- **TASK REQUIREMENTS**: The data must be written out once more, precisely as given.

(Entries from a dataset)
++++++++
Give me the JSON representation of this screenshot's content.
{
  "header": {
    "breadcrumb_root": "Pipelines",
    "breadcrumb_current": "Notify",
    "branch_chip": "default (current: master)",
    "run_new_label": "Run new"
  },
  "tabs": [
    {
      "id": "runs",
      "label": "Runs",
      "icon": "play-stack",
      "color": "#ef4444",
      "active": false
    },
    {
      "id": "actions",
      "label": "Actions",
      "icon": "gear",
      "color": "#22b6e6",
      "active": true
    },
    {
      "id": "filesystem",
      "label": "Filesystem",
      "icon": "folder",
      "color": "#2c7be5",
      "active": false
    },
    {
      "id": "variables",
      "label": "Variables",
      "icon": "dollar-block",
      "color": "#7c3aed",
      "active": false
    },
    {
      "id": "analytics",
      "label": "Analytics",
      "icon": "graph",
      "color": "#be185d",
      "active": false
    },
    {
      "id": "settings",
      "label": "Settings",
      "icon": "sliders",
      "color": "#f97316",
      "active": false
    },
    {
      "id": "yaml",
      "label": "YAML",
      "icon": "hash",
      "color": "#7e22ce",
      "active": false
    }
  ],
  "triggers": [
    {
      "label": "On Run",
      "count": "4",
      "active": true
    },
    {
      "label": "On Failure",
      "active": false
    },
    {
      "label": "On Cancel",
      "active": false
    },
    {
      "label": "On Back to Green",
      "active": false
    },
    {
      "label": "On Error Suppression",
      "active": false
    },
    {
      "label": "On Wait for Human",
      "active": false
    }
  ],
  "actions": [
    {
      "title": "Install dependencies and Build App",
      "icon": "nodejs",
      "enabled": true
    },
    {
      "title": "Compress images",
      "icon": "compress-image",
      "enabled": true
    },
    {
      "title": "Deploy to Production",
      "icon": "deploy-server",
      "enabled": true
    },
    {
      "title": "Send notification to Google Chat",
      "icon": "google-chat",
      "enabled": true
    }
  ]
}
++++++++
- **FULL RESPONSE**:
Give me the JSON representation of this screenshot's content.
{
  "header": {
    "breadcrumb_root": "Pipelines",
    "breadcrumb_current": "Notify",
    "branch_chip": "default (current: master)",
    "run_new_label": "Run new"
  },
  "tabs": [
    {
      "id": "runs",
      "label": "Runs",
      "icon": "play-stack",
      "color": "#ef4444",
      "active": false
    },
    {
      "id": "actions",
      "label": "Actions",
      "icon": "gear",
      "color": "#22b6e6",
      "active": true
    },
    {
      "id": "filesystem",
      "label": "Filesystem",
      "icon": "folder",
      "color": "#2c7be5",
      "active": false
    },
    {
      "id": "variables",
      "label": "Variables",
      "icon": "dollar-block",
      "color": "#7c3aed",
      "active": false
    },
    {
      "id": "analytics",
      "label": "Analytics",
      "icon": "graph",
      "color": "#be185d",
      "active": false
    },
    {
      "id": "settings",
      "label": "Settings",
      "icon": "sliders",
      "color": "#f97316",
      "active": false
    },
    {
      "id": "yaml",
      "label": "YAML",
      "icon": "hash",
      "color": "#7e22ce",
      "active": false
    }
  ],
  "triggers": [
    {
      "label": "On Run",
      "count": "4",
      "active": true
    },
    {
      "label": "On Failure",
      "active": false
    },
    {
      "label": "On Cancel",
      "active": false
    },
    {
      "label": "On Back to Green",
      "active": false
    },
    {
      "label": "On Error Suppression",
      "active": false
    },
    {
      "label": "On Wait for Human",
      "active": false
    }
  ],
  "actions": [
    {
      "title": "Install dependencies and Build App",
      "icon": "nodejs",
      "enabled": true
    },
    {
      "title": "Compress images",
      "icon": "compress-image",
      "enabled": true
    },
    {
      "title": "Deploy to Production",
      "icon": "deploy-server",
      "enabled": true
    },
    {
      "title": "Send notification to Google Chat",
      "icon": "google-chat",
      "enabled": true
    }
  ]
}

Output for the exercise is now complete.